▸ RECORDS FOR THIS TASK:
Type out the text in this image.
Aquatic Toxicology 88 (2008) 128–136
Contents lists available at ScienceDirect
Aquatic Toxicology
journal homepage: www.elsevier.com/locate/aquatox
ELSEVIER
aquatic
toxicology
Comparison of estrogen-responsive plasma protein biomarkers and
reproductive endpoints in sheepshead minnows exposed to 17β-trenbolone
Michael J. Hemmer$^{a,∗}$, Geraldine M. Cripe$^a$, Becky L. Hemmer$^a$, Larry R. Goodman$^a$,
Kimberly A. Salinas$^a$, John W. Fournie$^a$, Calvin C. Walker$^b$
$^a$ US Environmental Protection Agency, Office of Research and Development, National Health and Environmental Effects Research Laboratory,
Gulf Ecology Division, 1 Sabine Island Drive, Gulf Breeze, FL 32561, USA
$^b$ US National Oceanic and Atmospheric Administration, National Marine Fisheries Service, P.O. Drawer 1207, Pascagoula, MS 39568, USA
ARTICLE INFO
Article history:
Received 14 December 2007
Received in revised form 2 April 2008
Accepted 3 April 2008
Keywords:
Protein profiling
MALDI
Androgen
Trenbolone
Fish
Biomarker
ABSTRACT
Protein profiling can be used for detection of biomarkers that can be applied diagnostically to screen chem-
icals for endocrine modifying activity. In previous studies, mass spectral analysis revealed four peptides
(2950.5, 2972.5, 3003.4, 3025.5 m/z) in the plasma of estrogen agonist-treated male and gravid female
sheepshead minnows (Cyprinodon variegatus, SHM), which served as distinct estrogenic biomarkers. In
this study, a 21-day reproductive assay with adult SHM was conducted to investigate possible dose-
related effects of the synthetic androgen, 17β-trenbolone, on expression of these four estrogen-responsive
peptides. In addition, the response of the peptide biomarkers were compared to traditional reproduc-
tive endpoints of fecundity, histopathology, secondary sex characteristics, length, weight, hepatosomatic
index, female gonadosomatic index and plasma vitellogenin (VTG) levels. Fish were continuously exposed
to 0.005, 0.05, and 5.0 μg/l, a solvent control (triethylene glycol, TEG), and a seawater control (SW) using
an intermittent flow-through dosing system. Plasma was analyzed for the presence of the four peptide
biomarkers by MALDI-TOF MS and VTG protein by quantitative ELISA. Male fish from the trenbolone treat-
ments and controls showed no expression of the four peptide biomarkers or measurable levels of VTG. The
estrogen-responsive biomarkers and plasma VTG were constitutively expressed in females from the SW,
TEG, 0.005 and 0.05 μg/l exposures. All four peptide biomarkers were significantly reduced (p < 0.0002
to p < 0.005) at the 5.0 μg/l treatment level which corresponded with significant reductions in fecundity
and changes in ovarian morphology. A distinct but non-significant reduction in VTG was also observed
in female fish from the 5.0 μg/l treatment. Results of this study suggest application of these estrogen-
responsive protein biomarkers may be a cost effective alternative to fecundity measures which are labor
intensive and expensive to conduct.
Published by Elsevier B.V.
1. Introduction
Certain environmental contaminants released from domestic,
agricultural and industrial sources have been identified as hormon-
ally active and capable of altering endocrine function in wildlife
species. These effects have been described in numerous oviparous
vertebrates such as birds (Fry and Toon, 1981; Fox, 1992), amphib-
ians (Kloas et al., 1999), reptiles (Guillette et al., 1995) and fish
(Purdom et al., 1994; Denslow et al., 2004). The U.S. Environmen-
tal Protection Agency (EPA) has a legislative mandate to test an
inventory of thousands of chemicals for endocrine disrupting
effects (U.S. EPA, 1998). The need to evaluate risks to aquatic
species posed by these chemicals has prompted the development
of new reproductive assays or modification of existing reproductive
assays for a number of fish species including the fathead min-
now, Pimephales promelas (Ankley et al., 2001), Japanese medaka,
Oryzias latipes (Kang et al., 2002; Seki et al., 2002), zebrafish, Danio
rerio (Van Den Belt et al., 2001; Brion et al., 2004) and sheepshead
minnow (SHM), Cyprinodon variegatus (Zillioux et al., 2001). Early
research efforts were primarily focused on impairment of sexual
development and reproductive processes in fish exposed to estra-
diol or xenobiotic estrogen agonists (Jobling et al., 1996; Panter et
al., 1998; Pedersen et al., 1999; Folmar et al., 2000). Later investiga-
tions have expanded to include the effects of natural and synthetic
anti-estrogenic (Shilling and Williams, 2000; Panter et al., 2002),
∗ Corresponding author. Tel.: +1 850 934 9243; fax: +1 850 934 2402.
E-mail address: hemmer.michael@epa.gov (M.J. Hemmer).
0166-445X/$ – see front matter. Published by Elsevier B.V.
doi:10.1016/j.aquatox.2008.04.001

▸ EXERCISE: Report, from the entries above, each line where "aquatox" is found.

▸ SOLUTION FOR THIS TASK:
journal homepage: www.elsevier.com/locate/aquatox
doi:10.1016/j.aquatox.2008.04.001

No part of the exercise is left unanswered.